• _What the task asks_
Work out how many lines contain "winds". Reply with the count alone.

• _The records_

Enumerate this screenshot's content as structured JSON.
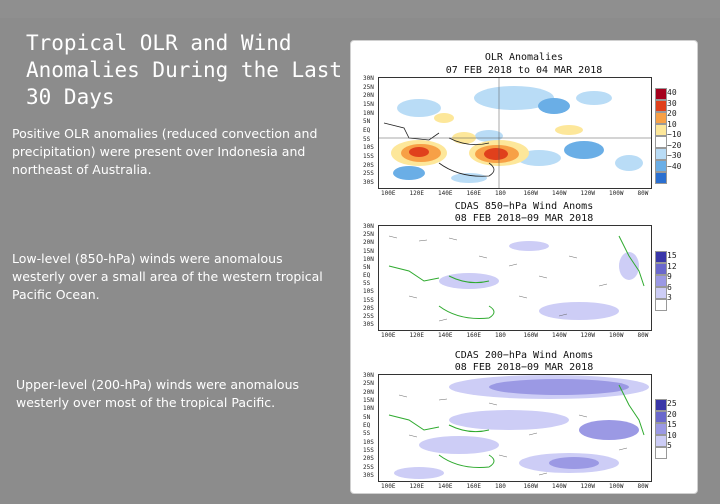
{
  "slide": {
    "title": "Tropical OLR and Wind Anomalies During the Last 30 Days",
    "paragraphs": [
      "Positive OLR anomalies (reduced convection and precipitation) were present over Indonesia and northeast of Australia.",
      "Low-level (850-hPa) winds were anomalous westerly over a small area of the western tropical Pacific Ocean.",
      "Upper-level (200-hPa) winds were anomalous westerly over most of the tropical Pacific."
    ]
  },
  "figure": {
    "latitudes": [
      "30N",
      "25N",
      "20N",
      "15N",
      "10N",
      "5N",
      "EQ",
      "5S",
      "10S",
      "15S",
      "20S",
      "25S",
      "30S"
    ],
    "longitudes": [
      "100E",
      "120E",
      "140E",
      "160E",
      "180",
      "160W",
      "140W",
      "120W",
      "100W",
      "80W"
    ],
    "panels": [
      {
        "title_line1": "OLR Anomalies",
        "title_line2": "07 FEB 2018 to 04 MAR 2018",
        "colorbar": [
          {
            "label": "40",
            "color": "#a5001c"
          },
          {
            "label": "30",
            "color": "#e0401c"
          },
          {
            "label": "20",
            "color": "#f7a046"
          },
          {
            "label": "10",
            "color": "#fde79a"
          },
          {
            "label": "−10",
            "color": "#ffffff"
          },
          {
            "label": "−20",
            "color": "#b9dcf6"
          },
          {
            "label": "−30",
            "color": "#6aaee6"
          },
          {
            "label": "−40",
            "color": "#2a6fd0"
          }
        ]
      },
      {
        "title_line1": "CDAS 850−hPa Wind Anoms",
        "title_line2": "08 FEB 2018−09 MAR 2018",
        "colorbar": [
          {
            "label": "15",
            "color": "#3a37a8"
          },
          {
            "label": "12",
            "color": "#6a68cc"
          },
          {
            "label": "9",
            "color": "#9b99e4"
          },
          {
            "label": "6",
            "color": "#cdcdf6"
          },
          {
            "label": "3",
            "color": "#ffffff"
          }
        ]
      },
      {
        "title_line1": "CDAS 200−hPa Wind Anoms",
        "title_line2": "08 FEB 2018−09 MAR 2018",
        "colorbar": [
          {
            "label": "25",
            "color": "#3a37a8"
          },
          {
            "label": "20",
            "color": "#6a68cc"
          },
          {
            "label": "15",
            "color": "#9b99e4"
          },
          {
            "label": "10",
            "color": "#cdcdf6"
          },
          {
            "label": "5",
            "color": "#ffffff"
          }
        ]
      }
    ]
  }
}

• _Solution for this problem_
2